Which version is stable?

petersilva commented 5 years ago

as of 2024/11/20:

Current python stable version: 3.0.56
Current C stable version: 3.24.11

v2 is considered legacy. Anyone updating a v2 configuration is encouraged to migrate to sr3.

benlapETS commented 5 years ago

We would have to define what is considered stable for Sarracenia. Actually when the flow test is passing in one or many environment we consider (as an act of faith) that Sarracenia is stable.

But is it really the case ? Does it garantee that no user willl experience any major problem from their use case scenario ? What are those use case ? How many we support ? Is it posssible to list them all so we can control what is supported and what it is not ? If we can't, can we portrait our typical users from our major clients so we get such a list, then we may define what are the metrics and rules that define what would be a stable Sarracenia ?

Basically, the more we will have good and bad feedback from users that we analyse, consolidate into those functionnality, the more we will be able to measure which version is stable.

Actually, I'm sorry I only have unanswered question on that subject, and it will take for me more interactions with users to understand their real needs on that and to judge about what is stable.

Also what quality attribute Sarracenia is trying to fulfill in term of data exchange. Is it Reliability, Performance, Availability, Modularity, Testability... Also, how do we measure the goal we want to achieve with those and what are the priorities? After we will have a clear understanding on that, we will be set on whether our architecture is answering to all those needs and what needs to be fix at this higher level. Then we will know without a doubt that we have (or not) a stable version.

At least, this is how I learned to evaluate a project in software engineering, but this is not a one man job. Defining all this would involve the developper team, the management, the clients, the contributors, ... So, where do we start ?

petersilva commented 5 years ago

background and current testing strategy:

developers make changes in issue branches, and never commit directly to master.
the developers run the flow_test, which includes all available unit test, as well as end to end integration testing of a reproducible network of all existing components in a variety of configurations. Perfect result on the flow test (all tests passed) is a condition for acceptance to master branch. The developer should pass the test on one laptop, and a second person on a different machine reproduces the flow_test results as a pre-condition to a merge to master.
developers are invited and very welcome to add to the unit tests and more configuration to the flow test to enhance coverage.

Region boundary data

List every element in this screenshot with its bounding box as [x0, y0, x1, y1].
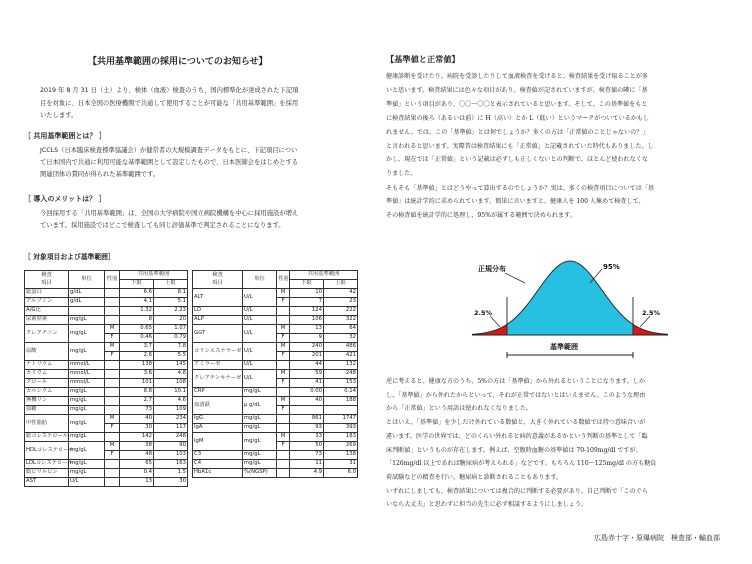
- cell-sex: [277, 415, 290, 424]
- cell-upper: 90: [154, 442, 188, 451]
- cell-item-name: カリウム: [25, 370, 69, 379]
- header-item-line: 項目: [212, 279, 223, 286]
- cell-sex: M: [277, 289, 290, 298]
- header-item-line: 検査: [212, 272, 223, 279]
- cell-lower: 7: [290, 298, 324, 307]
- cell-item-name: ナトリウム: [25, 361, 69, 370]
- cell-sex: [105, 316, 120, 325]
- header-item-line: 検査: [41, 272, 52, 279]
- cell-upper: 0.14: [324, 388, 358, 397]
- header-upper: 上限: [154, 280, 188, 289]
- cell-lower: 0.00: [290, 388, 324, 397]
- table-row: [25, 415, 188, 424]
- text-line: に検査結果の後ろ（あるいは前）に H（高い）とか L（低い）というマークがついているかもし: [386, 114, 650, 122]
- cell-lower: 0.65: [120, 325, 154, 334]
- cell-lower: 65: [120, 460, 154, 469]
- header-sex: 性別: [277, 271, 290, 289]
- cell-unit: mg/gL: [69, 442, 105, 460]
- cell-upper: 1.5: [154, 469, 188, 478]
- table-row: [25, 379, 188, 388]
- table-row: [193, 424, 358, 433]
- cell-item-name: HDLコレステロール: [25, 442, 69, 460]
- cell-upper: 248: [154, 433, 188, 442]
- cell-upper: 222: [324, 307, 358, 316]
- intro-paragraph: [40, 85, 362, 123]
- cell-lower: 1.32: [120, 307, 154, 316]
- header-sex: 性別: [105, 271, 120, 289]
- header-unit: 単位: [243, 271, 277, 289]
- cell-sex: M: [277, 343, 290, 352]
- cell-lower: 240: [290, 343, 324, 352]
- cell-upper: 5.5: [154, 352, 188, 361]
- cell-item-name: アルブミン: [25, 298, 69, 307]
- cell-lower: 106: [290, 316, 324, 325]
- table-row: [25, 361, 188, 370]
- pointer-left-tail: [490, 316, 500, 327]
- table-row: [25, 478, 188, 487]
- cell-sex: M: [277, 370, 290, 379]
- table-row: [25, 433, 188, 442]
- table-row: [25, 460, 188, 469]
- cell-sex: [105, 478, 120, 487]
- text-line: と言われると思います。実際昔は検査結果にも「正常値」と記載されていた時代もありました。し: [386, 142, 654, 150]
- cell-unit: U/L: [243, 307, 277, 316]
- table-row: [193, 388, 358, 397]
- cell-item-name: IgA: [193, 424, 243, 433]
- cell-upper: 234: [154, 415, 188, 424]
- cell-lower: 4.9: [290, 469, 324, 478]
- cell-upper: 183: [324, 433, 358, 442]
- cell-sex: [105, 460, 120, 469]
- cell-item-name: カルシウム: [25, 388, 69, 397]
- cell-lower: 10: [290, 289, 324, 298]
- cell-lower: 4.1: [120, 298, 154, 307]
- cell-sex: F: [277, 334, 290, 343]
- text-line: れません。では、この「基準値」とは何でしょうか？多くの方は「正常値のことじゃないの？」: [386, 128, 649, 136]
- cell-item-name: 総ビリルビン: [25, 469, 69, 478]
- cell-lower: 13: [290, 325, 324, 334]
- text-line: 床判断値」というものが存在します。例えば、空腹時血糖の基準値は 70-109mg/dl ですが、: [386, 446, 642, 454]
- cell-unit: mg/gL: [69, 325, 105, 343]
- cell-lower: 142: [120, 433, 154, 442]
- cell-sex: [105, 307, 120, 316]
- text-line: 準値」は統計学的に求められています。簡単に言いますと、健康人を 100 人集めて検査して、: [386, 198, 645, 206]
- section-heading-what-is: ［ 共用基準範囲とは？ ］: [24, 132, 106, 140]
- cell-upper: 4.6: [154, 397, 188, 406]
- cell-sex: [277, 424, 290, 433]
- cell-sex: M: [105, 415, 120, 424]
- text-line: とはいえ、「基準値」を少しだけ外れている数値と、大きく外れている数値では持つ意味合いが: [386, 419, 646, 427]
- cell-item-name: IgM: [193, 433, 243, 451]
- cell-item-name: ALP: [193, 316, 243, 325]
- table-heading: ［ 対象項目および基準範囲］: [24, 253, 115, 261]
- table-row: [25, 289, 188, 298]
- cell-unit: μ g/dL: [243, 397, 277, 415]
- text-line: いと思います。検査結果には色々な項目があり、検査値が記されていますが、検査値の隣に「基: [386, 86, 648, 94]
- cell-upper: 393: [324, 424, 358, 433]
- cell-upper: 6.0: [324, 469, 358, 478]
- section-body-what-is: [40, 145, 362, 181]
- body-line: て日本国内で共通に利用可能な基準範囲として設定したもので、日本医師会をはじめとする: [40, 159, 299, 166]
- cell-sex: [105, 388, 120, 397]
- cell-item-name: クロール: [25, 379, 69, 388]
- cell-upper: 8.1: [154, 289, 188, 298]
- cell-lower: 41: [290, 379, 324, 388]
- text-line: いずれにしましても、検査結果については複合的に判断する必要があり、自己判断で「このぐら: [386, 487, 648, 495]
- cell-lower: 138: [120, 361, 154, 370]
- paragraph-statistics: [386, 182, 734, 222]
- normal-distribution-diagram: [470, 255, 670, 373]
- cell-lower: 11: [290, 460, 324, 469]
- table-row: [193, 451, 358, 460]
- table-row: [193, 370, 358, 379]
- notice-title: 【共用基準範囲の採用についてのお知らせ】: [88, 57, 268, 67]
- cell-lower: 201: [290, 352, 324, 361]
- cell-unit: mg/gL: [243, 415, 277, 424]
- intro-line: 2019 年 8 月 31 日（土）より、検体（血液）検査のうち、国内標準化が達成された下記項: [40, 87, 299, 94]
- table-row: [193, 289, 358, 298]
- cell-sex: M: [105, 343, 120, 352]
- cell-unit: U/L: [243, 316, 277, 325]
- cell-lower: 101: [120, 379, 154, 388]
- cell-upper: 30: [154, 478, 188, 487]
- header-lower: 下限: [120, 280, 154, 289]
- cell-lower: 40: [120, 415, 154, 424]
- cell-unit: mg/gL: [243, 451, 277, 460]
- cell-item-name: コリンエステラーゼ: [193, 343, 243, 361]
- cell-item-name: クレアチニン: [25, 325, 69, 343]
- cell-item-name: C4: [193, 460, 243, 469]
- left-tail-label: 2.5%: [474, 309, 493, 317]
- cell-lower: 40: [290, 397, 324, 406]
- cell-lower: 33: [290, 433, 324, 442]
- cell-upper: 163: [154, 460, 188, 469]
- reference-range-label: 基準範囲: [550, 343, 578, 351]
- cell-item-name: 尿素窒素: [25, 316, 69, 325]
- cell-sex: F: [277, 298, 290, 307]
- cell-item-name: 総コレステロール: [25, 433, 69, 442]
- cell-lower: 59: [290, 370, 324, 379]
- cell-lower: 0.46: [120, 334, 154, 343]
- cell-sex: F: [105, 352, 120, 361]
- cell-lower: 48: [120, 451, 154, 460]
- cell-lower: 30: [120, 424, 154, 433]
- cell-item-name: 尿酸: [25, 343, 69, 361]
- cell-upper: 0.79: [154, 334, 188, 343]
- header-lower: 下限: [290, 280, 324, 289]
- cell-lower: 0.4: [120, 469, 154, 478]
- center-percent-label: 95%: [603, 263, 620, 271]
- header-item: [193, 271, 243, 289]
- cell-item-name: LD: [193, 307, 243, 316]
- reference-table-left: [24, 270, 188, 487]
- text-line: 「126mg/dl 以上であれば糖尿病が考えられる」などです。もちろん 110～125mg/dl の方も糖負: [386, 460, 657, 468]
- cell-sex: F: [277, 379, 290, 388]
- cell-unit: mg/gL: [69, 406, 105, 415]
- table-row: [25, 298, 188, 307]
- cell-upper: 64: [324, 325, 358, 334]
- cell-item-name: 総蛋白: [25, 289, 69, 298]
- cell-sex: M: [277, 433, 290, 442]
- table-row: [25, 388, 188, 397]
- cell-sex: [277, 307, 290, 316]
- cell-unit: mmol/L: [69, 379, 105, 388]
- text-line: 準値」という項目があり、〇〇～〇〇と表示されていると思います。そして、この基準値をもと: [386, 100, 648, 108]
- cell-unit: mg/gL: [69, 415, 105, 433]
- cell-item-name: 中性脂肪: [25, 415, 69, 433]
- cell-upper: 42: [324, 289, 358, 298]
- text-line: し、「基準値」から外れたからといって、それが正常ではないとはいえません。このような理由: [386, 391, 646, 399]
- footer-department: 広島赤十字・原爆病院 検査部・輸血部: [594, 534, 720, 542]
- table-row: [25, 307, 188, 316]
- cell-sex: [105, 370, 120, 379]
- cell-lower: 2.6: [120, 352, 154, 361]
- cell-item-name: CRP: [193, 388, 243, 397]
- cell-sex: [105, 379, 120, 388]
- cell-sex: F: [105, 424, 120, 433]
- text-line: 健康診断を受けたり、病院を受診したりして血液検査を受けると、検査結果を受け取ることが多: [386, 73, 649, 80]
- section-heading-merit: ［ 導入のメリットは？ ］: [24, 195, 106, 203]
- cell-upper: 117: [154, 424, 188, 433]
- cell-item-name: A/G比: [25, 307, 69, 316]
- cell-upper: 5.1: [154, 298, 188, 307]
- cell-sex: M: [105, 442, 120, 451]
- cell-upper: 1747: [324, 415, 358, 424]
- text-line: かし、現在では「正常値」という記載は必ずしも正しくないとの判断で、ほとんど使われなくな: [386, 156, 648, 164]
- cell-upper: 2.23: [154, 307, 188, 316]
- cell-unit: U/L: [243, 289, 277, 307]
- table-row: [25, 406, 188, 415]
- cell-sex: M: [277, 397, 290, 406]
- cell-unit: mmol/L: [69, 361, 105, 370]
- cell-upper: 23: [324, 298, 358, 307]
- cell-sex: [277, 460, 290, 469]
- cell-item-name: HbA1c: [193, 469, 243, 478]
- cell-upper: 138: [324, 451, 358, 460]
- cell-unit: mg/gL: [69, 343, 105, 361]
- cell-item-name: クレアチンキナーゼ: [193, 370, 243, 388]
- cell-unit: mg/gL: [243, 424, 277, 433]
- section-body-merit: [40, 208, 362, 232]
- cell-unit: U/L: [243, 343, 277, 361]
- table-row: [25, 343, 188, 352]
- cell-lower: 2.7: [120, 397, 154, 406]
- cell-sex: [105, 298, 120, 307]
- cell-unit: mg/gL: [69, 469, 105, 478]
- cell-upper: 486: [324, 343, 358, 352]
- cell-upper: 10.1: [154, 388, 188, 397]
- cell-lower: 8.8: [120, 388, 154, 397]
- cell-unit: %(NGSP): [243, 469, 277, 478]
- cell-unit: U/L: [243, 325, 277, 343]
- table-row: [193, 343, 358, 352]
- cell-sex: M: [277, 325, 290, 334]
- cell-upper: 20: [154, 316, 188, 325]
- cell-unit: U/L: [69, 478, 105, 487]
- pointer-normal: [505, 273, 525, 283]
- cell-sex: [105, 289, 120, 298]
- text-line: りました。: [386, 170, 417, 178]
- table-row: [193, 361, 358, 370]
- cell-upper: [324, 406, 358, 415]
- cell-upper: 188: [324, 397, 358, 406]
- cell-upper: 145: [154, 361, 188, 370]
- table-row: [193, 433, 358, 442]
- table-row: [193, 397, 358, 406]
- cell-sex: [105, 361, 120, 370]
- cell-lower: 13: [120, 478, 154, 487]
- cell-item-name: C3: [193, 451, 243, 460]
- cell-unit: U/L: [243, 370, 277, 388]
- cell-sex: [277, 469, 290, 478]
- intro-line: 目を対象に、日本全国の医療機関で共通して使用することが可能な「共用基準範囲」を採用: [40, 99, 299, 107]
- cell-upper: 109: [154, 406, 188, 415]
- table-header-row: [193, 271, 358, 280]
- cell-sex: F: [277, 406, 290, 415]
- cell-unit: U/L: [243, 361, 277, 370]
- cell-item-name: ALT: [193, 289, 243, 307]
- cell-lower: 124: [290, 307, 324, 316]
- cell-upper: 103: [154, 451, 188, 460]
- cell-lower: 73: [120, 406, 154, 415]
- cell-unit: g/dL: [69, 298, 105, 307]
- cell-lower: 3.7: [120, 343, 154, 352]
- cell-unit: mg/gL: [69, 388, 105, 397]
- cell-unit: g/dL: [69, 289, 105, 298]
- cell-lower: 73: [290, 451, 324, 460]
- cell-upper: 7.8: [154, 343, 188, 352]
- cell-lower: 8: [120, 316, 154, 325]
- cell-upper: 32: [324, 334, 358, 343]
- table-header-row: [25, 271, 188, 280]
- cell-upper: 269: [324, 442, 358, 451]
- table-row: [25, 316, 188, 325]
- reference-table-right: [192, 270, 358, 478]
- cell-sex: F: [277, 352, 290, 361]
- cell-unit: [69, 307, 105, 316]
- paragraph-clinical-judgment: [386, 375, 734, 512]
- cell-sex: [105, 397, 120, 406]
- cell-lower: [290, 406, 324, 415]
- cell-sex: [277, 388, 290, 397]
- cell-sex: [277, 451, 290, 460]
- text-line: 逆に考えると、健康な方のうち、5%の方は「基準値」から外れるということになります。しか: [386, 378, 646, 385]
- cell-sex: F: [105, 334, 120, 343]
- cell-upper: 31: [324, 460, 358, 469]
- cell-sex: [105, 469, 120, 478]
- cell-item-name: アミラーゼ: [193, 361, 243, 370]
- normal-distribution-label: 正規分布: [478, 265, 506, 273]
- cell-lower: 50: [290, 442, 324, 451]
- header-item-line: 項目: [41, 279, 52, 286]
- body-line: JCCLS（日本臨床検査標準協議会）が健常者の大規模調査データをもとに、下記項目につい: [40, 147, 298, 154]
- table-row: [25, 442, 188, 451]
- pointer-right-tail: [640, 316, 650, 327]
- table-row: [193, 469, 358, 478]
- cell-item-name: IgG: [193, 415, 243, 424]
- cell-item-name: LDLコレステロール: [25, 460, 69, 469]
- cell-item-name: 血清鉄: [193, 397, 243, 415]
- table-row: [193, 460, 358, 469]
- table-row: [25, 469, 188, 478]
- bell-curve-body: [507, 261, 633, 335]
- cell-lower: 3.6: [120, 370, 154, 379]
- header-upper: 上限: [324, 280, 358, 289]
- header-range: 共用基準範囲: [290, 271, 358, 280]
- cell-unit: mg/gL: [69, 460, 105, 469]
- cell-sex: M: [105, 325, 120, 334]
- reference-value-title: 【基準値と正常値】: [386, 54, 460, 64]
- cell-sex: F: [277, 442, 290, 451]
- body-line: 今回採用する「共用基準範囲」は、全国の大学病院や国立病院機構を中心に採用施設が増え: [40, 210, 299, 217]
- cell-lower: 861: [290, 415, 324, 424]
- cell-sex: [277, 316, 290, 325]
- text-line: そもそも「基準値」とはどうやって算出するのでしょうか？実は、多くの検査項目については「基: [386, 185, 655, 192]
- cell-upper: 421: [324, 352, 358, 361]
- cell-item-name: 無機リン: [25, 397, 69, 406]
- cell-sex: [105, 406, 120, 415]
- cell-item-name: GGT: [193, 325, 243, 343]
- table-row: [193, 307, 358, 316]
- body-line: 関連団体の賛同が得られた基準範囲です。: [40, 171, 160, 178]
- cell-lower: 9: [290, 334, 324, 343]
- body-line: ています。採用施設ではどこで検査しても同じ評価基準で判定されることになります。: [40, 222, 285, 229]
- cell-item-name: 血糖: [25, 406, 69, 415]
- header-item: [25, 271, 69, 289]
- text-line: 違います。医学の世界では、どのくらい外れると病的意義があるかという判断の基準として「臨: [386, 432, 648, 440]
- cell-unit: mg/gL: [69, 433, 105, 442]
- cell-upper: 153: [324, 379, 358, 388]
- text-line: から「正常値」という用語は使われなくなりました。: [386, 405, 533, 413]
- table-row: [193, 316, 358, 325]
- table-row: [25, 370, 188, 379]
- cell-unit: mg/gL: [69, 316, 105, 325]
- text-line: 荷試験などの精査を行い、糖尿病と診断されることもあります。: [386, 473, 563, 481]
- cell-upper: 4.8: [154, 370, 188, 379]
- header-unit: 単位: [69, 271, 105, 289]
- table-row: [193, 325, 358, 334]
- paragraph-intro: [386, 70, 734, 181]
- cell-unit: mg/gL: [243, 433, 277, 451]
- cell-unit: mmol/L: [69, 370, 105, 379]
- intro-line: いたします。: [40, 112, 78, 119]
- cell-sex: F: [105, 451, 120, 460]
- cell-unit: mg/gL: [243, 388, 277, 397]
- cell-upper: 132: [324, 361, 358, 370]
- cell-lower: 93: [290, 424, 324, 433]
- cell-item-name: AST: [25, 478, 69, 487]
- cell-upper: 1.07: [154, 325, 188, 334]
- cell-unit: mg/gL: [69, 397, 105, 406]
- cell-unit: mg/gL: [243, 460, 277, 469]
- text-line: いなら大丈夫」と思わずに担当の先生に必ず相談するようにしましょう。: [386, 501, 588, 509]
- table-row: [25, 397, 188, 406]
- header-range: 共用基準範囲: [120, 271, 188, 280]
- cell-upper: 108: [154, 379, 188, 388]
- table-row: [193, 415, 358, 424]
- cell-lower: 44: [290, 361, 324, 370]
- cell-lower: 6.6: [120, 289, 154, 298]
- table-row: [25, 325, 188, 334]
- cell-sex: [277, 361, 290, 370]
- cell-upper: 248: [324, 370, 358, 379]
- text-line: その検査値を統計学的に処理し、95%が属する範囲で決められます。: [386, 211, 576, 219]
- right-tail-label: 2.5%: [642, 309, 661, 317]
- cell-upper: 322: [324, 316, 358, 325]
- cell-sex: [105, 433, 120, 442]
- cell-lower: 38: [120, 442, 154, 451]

Requirements
a – In the Sarracenia stability thread, what has to happen on a second machine before a change can be merged to master?
b – Pick up the Sarracenia stability thread after its final sentence and keep writing.

Answers provided
a – A second person on a different machine has to reproduce the developer's flow_test results.

b –
the analysts who deploy generally will not look at development snapshots.
there are px-dev machines, a cluster with some development configurations, that, I think Noureddine has set up to pull daily snapshots from master.
at some point, Peter decides a release is appropriate, and he goes through the procedure described in the Developers Guide to create it. This usually happens once or twice a month.
The following Wednesday after a new release is made, Noureddine has a procedure that updates hpfx machines (science and collab) to the latest release. Note: this is currently broken because we wanted an explicit manual install to cover the change amqplib--> amqp, so used the chance to make the package name more compliant. (python3-metpx-sarracenia -> metpx-sarracenia) So we have a one-time need for a manual install.
users on hpfx can try things out before the version goes further.
from that point analysts manually select the version to use on systems that are gradually more critical, more dev systems, more stage systems, and eventually operational systems.
It is typically months after a release is created that analysts doing operational deployments are comfortable. The operational deployments are typically meant for government-wide mission critical usage, and so caution is expected and prudent.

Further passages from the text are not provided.